## EXTRACTO PROPORCIONADO
- - -

"(...) Respecto a Trump, todavía nos estamos preguntando si responde a eso que
Alain Brossat llama un “teatro de guerra civil” que serviría para
neutralizar el conflicto en estas “democracias culturales” en que se han
convertido los regímenes parlamentarios en crisis; o si por el
contrario detrás del nacionalismo blanco alt-right de sus padrinos, Pat Buchanan y Stephen Bannon, simplemente se encuentra una versión estadounidense del fascismo. (...)
En ¿Qué pasa con Kansas? (Acuarela, 2008), Thomas Frank
interpreta la emergencia de las guerras culturales en el marco del fin
del trabajo clásico –fordista, industrial, seguro, capaz de dotar de
identidad y estabilidad a los trabajadores–.
Este proceso estuvo
acompañado de la derrota de los sindicatos y de la lucha de clases como
eje central de la política. Los partidos socialdemócratas, el ala
izquierda del sistema parlamentario renunció también a estas batallas.
El teórico de la tercera vía laborista Anthony Giddens hablará de un
cambio cultural y generacional tras la caída del muro de Berlín, pero
también de que una buena parte de la población había dejado de votar
–los trabajadores de cuello azul– y permanecían ajenos al proceso
político.
Por tanto, los partidos socialdemócratas ya no tenían un
bloque de clase al que responder, la batalla política tendría que
jugarse no entre izquierda y derecha en un sentido clásico –socialismo
vs. capitalismo–, sino sobre la confrontación de los valores modernos y
tradicionalistas.
Los partidos “a la izquierda” pondrán el foco entonces en las políticas
de la identidad, de inclusión para las minorías: aborto, matrimonio
homosexual, etc. En los “conflictos postsocialistas”, como los llama la
teórica feminista Nancy Fraser, la dominación cultural reemplazará a la
explotación como injusticia fundamental.
Y el reconocimiento cultural
desplazará a la redistribución socioeconómica como remedio a la
injusticia y principal objetivo de la lucha política. Al fin y al cabo,
las posiciones de los principales partidos respecto a las cuestiones
económicas serán similares. Los socialdemócratas abrazarán el
neoliberalismo en la constatación práctica de una derrota. Los
parlamentos se teatralizarán. Las cuestiones culturales serán entonces
la principal vía de diferenciación entre opciones políticas.
Lo que quizás Giddens y los laboristas no fueron capaces de prever
fueron las consecuencias. Ante la pérdida de las certezas vitales a las
que somete el fin del trabajo y del pacto del Estado del bienestar, la
desestructuración de la cultura obrera y el individualismo radical
impuesto por el neoliberalismo que arrasa con todo lazo social no
monetario, los “perdedores de la globalización” iban a arrojarse
fácilmente en los brazos de los valores tradicionales, espacios
ilusorios de comunidad.

- - -

## REGISTROS MOSTRADOS
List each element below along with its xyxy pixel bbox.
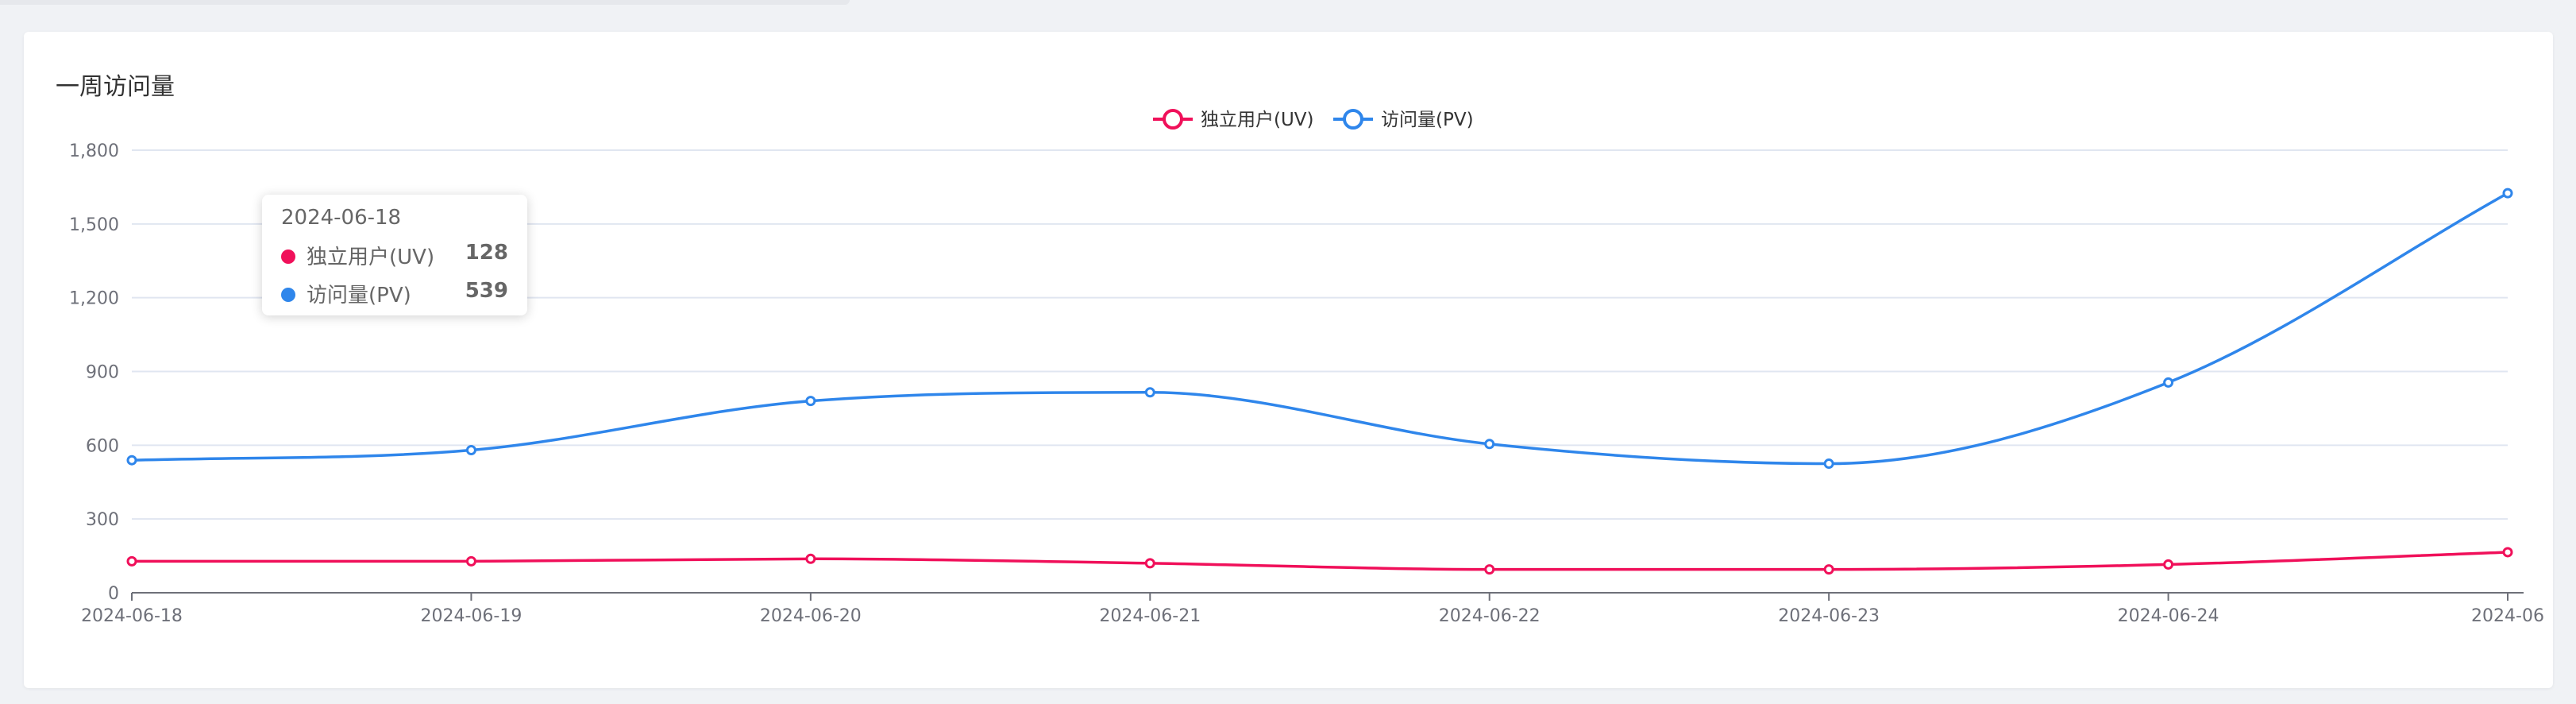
x-tick-label: 2024-06-24 [2118,606,2219,626]
chart-tooltip: 2024-06-18 独立用户(UV) 128 访问量(PV) 539 [262,195,527,315]
x-tick-label: 2024-06-22 [1439,606,1541,626]
data-point[interactable] [2502,547,2513,558]
x-tick-label: 2024-06-21 [1099,606,1201,626]
tooltip-row-pv: 访问量(PV) 539 [281,279,508,308]
y-tick-label: 300 [86,510,119,530]
data-point[interactable] [2163,377,2174,388]
y-tick-label: 900 [86,363,119,383]
data-point[interactable] [465,445,476,456]
x-tick-label: 2024-06-19 [420,606,522,626]
card-title: 一周访问量 [56,73,175,101]
series-line-1 [131,191,2509,466]
tooltip-pv-value: 539 [465,279,508,303]
data-point[interactable] [1484,439,1495,450]
y-tick-label: 1,200 [69,289,119,309]
legend-label[interactable]: 访问量(PV) [1381,110,1474,130]
data-point[interactable] [1484,564,1495,575]
data-point[interactable] [126,455,137,466]
tooltip-uv-value: 128 [465,241,508,265]
data-point[interactable] [1823,458,1834,470]
data-point[interactable] [1144,387,1155,398]
x-tick-label: 2024-06 [2471,606,2544,626]
y-tick-label: 600 [86,436,119,456]
tooltip-uv-name: 独立用户(UV) [307,246,435,269]
data-point[interactable] [2502,188,2513,199]
tooltip-row-uv: 独立用户(UV) 128 [281,241,508,269]
data-point[interactable] [1823,564,1834,575]
tooltip-pv-name: 访问量(PV) [307,284,411,308]
y-tick-label: 1,800 [69,141,119,161]
tooltip-pv-dot-icon [281,288,295,302]
tooltip-uv-dot-icon [281,249,295,264]
x-tick-label: 2024-06-23 [1778,606,1880,626]
legend-label[interactable]: 独立用户(UV) [1201,110,1314,130]
x-tick-label: 2024-06-18 [81,606,183,626]
legend-marker-icon [1163,109,1183,130]
y-tick-label: 0 [108,584,119,604]
data-point[interactable] [126,555,137,567]
top-tab-strip [0,0,850,5]
x-tick-label: 2024-06-20 [760,606,862,626]
y-tick-label: 1,500 [69,215,119,235]
chart-card: 一周访问量 0 300 600 900 1,200 1,500 1,800 2024-06-1… [24,32,2553,688]
data-point[interactable] [465,555,476,567]
tooltip-title: 2024-06-18 [281,206,402,230]
data-point[interactable] [1144,558,1155,569]
data-point[interactable] [805,553,816,564]
data-point[interactable] [805,396,816,407]
legend-marker-icon [1343,109,1363,130]
series-line-0 [132,551,2509,571]
data-point[interactable] [2163,559,2174,570]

- - -

## OBJETIVO
Prosiga el texto sobre las guerras culturales a partir de su última oración.

## RESPUESTA A LA TAREA
Los que ya no votaban y que por tanto ya no era
necesario representar, acabarían emergiendo otra vez en los espacios de
representación de maneras monstruosas para los liberales de todo signo.
La campaña racista del Brexit sólo fue un escalón más.
Los ‘neocon’ y la América real
La aparición de las guerras culturales, por tanto, no será sino una
hábil reacción a este decretado “fin de la historia”. Los que mejor
sabrán encarnar esos valores tradicionales serán, según explica Frank,
los neocon estadounidenses –una fracción pequeña pero muy
poderosa de los republicanos–, maestros en explotar el malestar social
que genera el capitalismo. Su estrategia será la más agresiva, la más
descarnada y brutal.
Las diferencias quedarán fijadas en los valores
“culturales”, de carácter moral: batallas por enseñar el creacionismo en
las escuelas o por las armas de fuego, en una simplificación y
manipulación de las diferencias de clase. La “gente trabajadora y
corriente” del interior, sencilla y auténtica, la América real
–representada por los republicanos– contra la "élite arrogante que se
cree moralmente superior” y que quiere imponer sus destructores valores
como el aborto –los demócratas–.
El resentimiento de clase, entonces, se
podría instrumentalizar hábilmente en apoyo de un proyecto político que
en realidad también está al servicio de los intereses materiales de las
élites, solo que de diferente establishment. La guerra cultural es una guerra de clase, pero desplazada. (...)
Trump se proyectó sobre estas lecciones. Él constituye el ejemplo
perfecto de multimillonario que dice representar los intereses de los
trabajadores. Pero en las guerras culturales la verdad no importa, de lo
que se trata es de controlar el sentido del malestar.
Y eso lo hace muy
bien el nuevo presidente de los EEUU, transformar el conflicto social
surgido con la crisis en conflicto cultural, en conflicto identitario.
En realidad, nada muy alejado de lo que hacen los nacionalismos
clásicos, algo que se está poniendo en juego también en Europa. Se huele
el peligro.
La historia parece volver. La diferencia con el fascismo
–además de que este respondía a una condiciones históricas concretas– es
que encuadraba a la sociedad, organizaba más allá de los discursos
mediáticos.
Es poco probable que ese tipo de fascismo pueda volver tras las
profundas transformaciones que se han producido en estos casi cien años.
Tampoco parece fácil reconstruir una contraparte como la que
representaban las organizaciones obreras de la época.
Si ahora es
posible teatralizar las diferencias de clase en guerras culturales es
porque la clase trabajadora ha perdido su propia cultura –cultura,
entendida como modo de vida alternativo y espacio de oposición--, un
sistema de valores distinto que permitía resistir y en el que se
gestaron las luchas y las organizaciones obreras desde el s. XIX.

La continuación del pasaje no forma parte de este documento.